[What the task requires] Rename "sidebar-account-link" to "nav-account-link" in the material from the line with "transaction-description: save <box>345" to the line with "transaction-accounts: saving, checking". Give back only those lines, with nothing else changed.

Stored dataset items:
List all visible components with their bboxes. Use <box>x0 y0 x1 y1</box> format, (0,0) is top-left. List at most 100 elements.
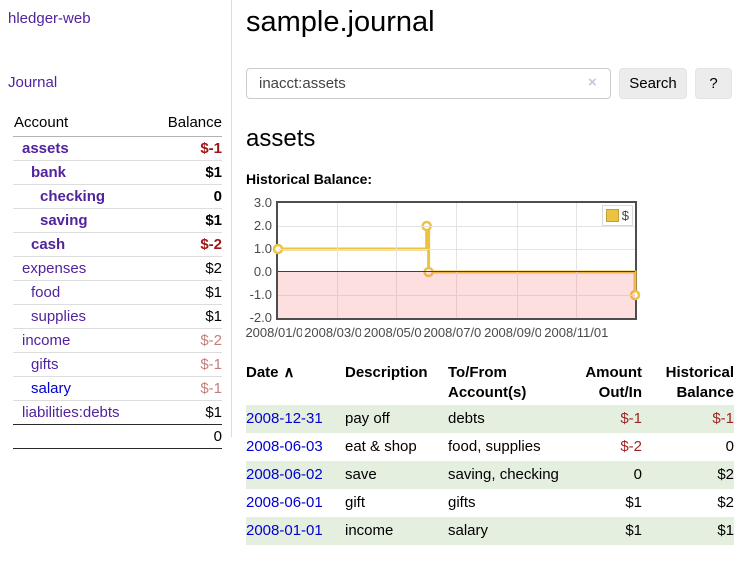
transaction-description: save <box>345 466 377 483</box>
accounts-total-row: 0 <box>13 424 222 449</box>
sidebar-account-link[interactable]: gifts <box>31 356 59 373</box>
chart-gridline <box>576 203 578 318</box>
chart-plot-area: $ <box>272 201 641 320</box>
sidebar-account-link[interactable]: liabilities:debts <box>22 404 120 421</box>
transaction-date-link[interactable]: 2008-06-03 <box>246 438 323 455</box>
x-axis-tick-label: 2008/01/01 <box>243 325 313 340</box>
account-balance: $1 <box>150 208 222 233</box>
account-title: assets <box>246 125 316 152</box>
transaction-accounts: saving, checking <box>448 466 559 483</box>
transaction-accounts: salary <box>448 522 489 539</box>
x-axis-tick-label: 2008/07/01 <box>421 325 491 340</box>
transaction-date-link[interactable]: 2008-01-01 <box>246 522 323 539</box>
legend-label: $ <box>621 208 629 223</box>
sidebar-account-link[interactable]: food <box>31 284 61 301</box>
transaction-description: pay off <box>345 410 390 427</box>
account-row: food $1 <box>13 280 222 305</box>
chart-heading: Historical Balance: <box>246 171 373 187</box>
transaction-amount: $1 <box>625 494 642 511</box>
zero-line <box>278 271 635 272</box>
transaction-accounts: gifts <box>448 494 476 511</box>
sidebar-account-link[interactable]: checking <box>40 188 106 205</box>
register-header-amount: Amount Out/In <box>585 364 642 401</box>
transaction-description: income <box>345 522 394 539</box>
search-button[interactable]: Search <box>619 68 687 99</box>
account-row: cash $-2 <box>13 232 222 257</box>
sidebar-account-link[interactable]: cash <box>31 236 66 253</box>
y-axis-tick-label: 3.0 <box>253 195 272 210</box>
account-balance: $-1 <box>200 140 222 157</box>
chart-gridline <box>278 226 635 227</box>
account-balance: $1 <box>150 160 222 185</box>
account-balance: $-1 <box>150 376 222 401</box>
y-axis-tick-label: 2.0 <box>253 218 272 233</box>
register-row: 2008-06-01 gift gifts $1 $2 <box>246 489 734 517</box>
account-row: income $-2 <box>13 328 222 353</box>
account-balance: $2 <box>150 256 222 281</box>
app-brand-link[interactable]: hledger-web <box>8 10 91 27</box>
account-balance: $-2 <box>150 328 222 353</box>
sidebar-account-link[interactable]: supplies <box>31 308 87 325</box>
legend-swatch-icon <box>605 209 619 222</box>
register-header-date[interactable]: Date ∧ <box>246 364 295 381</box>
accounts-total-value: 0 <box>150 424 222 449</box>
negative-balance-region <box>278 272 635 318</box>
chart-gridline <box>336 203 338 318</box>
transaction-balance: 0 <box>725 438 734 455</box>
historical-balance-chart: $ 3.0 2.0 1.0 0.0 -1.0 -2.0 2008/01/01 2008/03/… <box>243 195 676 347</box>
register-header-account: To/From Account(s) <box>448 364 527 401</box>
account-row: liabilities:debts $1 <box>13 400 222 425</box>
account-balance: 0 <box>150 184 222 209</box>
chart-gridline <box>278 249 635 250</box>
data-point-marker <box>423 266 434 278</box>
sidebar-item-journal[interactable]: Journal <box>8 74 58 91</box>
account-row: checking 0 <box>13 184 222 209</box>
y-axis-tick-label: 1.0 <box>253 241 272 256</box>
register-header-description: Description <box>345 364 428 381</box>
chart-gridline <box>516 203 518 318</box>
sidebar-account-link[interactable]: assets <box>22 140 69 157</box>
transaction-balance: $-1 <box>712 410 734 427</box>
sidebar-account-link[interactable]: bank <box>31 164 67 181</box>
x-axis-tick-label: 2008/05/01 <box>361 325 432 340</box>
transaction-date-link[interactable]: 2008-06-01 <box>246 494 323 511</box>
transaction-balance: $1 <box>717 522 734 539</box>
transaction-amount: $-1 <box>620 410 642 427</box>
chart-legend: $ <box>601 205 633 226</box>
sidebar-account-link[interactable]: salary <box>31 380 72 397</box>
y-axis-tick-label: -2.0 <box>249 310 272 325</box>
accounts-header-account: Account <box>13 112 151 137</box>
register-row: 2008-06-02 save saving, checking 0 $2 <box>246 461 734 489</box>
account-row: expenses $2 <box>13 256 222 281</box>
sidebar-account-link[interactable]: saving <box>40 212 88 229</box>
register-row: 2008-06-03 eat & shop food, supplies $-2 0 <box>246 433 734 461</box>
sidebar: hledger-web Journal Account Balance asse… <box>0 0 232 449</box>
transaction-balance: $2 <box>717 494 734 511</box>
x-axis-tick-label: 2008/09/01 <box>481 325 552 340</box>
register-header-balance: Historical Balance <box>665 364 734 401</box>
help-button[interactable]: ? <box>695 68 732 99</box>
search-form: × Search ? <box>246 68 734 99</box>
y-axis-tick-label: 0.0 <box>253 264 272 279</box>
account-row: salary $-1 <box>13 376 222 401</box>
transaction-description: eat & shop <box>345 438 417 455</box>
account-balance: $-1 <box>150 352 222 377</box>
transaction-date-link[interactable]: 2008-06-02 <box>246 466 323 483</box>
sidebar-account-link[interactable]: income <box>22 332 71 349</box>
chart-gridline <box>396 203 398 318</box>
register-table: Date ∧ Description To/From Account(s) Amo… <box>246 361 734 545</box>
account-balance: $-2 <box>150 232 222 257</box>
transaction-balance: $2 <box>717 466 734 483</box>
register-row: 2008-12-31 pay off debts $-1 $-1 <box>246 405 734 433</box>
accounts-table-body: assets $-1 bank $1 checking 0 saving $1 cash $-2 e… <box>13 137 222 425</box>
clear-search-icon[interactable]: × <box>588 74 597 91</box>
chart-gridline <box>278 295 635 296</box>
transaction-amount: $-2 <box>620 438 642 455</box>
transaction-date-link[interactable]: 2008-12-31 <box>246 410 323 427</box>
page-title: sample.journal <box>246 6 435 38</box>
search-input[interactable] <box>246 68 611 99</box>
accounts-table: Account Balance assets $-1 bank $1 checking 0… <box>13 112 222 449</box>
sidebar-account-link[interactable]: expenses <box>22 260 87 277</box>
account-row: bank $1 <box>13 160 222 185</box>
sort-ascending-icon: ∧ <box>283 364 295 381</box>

* * *

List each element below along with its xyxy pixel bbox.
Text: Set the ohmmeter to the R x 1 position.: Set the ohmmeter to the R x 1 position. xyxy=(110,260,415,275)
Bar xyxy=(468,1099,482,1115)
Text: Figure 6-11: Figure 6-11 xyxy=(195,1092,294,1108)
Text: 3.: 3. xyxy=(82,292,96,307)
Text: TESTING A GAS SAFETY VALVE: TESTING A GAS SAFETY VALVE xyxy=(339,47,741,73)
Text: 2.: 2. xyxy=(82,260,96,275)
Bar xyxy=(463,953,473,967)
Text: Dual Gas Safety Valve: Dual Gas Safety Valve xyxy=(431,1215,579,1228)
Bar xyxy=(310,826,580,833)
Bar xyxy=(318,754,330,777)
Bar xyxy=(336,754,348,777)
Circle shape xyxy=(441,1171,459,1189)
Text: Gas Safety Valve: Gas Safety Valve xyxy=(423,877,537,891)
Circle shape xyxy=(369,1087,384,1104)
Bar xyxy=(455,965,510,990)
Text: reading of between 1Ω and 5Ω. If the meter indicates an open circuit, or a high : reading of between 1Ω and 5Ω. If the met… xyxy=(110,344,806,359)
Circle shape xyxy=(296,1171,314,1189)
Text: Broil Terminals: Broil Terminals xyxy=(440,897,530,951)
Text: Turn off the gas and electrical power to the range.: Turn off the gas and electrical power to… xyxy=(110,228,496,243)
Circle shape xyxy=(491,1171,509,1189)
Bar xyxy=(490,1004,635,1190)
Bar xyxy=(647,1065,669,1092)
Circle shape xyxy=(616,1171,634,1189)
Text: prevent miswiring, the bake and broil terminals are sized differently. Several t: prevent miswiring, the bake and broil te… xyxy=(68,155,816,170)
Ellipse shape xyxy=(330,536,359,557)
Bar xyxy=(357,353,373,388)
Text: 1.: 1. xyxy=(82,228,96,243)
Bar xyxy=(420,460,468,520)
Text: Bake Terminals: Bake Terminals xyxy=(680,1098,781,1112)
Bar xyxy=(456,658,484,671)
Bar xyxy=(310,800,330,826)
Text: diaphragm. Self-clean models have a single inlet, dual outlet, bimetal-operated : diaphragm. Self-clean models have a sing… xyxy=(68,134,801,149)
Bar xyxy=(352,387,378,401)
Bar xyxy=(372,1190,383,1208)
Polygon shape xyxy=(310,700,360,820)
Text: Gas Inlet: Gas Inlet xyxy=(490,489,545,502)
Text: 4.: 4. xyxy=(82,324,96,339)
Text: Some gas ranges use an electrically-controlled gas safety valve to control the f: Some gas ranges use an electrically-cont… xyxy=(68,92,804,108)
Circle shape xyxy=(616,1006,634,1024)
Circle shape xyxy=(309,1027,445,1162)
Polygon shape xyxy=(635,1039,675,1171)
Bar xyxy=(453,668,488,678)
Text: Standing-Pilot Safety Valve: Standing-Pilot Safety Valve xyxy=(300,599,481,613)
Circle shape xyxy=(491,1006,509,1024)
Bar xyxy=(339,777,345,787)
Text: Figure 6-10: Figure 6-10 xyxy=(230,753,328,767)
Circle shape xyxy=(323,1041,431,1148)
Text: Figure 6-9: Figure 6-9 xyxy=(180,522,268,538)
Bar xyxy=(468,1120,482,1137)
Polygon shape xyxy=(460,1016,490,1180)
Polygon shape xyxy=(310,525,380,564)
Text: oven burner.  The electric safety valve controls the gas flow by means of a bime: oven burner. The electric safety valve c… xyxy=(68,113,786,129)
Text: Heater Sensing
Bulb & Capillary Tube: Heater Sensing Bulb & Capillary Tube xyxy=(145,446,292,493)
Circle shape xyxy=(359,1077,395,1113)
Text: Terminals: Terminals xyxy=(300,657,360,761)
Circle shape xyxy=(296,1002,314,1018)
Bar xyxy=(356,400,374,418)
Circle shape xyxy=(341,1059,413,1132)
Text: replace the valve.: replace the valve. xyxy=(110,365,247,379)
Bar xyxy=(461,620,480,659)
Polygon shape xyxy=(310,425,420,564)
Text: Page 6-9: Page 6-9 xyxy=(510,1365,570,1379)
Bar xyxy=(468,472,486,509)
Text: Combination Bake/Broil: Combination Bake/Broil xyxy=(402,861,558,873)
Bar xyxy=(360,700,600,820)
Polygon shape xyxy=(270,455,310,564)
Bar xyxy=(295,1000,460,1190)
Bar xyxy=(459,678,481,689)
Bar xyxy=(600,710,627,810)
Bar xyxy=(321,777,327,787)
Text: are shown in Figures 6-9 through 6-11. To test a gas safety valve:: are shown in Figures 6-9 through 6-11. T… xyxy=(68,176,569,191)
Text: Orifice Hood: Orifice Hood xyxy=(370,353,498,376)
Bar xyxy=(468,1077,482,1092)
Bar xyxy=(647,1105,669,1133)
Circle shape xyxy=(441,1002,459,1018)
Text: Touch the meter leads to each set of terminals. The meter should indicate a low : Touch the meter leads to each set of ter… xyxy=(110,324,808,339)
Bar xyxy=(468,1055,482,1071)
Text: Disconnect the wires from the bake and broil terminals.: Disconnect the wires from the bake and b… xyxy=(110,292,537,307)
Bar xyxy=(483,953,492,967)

[Solved exercise]
transaction-description: save <box>345 466 377 483</box>
accounts-total-row: 0 <box>13 424 222 449</box>
nav-account-link[interactable]: gifts <box>31 356 59 373</box>
chart-gridline <box>576 203 578 318</box>
chart-plot-area: $ <box>272 201 641 320</box>
nav-account-link[interactable]: liabilities:debts <box>22 404 120 421</box>
transaction-date-link[interactable]: 2008-06-03 <box>246 438 323 455</box>
x-axis-tick-label: 2008/01/01 <box>243 325 313 340</box>
account-balance: $1 <box>150 208 222 233</box>
account-title: assets <box>246 125 316 152</box>
transaction-accounts: saving, checking <box>448 466 559 483</box>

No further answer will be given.